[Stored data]
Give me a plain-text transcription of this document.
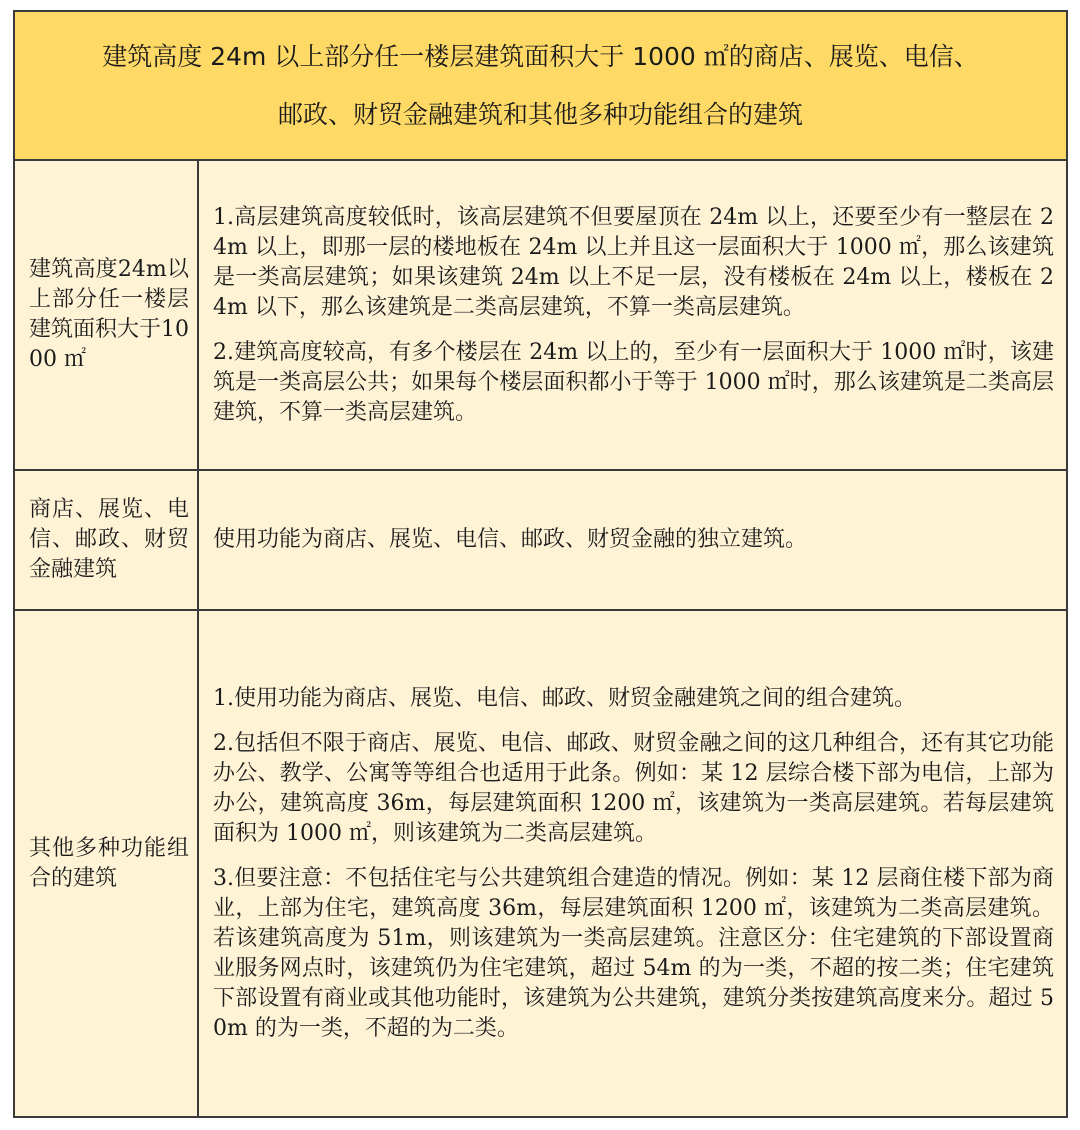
建筑高度 24m 以上部分任一楼层建筑面积大于 1000 ㎡的商店、展览、电信、
邮政、财贸金融建筑和其他多种功能组合的建筑
建筑高度24m以上部分任一楼层建筑面积大于1000 ㎡

1.高层建筑高度较低时，该高层建筑不但要屋顶在 24m 以上，还要至少有一整层在 24m 以上，即那一层的楼地板在 24m 以上并且这一层面积大于 1000 ㎡，那么该建筑是一类高层建筑；如果该建筑 24m 以上不足一层，没有楼板在 24m 以上，楼板在 24m 以下，那么该建筑是二类高层建筑，不算一类高层建筑。

2.建筑高度较高，有多个楼层在 24m 以上的，至少有一层面积大于 1000 ㎡时，该建筑是一类高层公共；如果每个楼层面积都小于等于 1000 ㎡时，那么该建筑是二类高层建筑，不算一类高层建筑。

商店、展览、电信、邮政、财贸金融建筑

使用功能为商店、展览、电信、邮政、财贸金融的独立建筑。

其他多种功能组合的建筑

1.使用功能为商店、展览、电信、邮政、财贸金融建筑之间的组合建筑。

2.包括但不限于商店、展览、电信、邮政、财贸金融之间的这几种组合，还有其它功能办公、教学、公寓等等组合也适用于此条。例如：某 12 层综合楼下部为电信，上部为办公，建筑高度 36m，每层建筑面积 1200 ㎡，该建筑为一类高层建筑。若每层建筑面积为 1000 ㎡，则该建筑为二类高层建筑。

3.但要注意：不包括住宅与公共建筑组合建造的情况。例如：某 12 层商住楼下部为商业，上部为住宅，建筑高度 36m，每层建筑面积 1200 ㎡，该建筑为二类高层建筑。若该建筑高度为 51m，则该建筑为一类高层建筑。注意区分：住宅建筑的下部设置商业服务网点时，该建筑仍为住宅建筑，超过 54m 的为一类，不超的按二类；住宅建筑下部设置有商业或其他功能时，该建筑为公共建筑，建筑分类按建筑高度来分。超过 50m 的为一类，不超的为二类。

__Exercise task__. Quote in full the listing given above; the images are to be left out.

__Written reply__.
Give me a plain-text transcription of this document.
建筑高度 24m 以上部分任一楼层建筑面积大于 1000 ㎡的商店、展览、电信、
邮政、财贸金融建筑和其他多种功能组合的建筑
建筑高度24m以上部分任一楼层建筑面积大于1000 ㎡

1.高层建筑高度较低时，该高层建筑不但要屋顶在 24m 以上，还要至少有一整层在 24m 以上，即那一层的楼地板在 24m 以上并且这一层面积大于 1000 ㎡，那么该建筑是一类高层建筑；如果该建筑 24m 以上不足一层，没有楼板在 24m 以上，楼板在 24m 以下，那么该建筑是二类高层建筑，不算一类高层建筑。

2.建筑高度较高，有多个楼层在 24m 以上的，至少有一层面积大于 1000 ㎡时，该建筑是一类高层公共；如果每个楼层面积都小于等于 1000 ㎡时，那么该建筑是二类高层建筑，不算一类高层建筑。

商店、展览、电信、邮政、财贸金融建筑

使用功能为商店、展览、电信、邮政、财贸金融的独立建筑。

其他多种功能组合的建筑

1.使用功能为商店、展览、电信、邮政、财贸金融建筑之间的组合建筑。

2.包括但不限于商店、展览、电信、邮政、财贸金融之间的这几种组合，还有其它功能办公、教学、公寓等等组合也适用于此条。例如：某 12 层综合楼下部为电信，上部为办公，建筑高度 36m，每层建筑面积 1200 ㎡，该建筑为一类高层建筑。若每层建筑面积为 1000 ㎡，则该建筑为二类高层建筑。

3.但要注意：不包括住宅与公共建筑组合建造的情况。例如：某 12 层商住楼下部为商业，上部为住宅，建筑高度 36m，每层建筑面积 1200 ㎡，该建筑为二类高层建筑。若该建筑高度为 51m，则该建筑为一类高层建筑。注意区分：住宅建筑的下部设置商业服务网点时，该建筑仍为住宅建筑，超过 54m 的为一类，不超的按二类；住宅建筑下部设置有商业或其他功能时，该建筑为公共建筑，建筑分类按建筑高度来分。超过 50m 的为一类，不超的为二类。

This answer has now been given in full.